## Direction
Transcribe the material in full, exactly as written.

## Records for the exercise
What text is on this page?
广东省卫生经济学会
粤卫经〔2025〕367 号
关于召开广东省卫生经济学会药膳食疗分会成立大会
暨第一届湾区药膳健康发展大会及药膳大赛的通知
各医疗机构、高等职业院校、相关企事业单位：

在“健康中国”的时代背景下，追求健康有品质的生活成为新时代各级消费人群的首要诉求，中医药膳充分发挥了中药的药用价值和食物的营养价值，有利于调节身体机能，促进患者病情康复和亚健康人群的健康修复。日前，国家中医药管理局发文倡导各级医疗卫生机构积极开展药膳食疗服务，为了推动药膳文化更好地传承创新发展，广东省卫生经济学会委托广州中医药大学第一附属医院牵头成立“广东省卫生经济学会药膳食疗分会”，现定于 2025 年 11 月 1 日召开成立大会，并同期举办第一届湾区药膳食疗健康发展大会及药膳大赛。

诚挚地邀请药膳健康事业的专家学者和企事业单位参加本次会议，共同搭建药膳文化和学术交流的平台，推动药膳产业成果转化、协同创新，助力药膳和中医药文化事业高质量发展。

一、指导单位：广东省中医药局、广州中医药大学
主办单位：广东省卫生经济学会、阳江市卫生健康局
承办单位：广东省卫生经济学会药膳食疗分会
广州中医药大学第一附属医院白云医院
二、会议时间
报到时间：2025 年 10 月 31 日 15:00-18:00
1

## Result for this task
What text is on this page?
广东省卫生经济学会
粤卫经〔2025〕367 号
关于召开广东省卫生经济学会药膳食疗分会成立大会
暨第一届湾区药膳健康发展大会及药膳大赛的通知
各医疗机构、高等职业院校、相关企事业单位：

在“健康中国”的时代背景下，追求健康有品质的生活成为新时代各级消费人群的首要诉求，中医药膳充分发挥了中药的药用价值和食物的营养价值，有利于调节身体机能，促进患者病情康复和亚健康人群的健康修复。日前，国家中医药管理局发文倡导各级医疗卫生机构积极开展药膳食疗服务，为了推动药膳文化更好地传承创新发展，广东省卫生经济学会委托广州中医药大学第一附属医院牵头成立“广东省卫生经济学会药膳食疗分会”，现定于 2025 年 11 月 1 日召开成立大会，并同期举办第一届湾区药膳食疗健康发展大会及药膳大赛。

诚挚地邀请药膳健康事业的专家学者和企事业单位参加本次会议，共同搭建药膳文化和学术交流的平台，推动药膳产业成果转化、协同创新，助力药膳和中医药文化事业高质量发展。

一、指导单位：广东省中医药局、广州中医药大学
主办单位：广东省卫生经济学会、阳江市卫生健康局
承办单位：广东省卫生经济学会药膳食疗分会
广州中医药大学第一附属医院白云医院
二、会议时间
报到时间：2025 年 10 月 31 日 15:00-18:00
1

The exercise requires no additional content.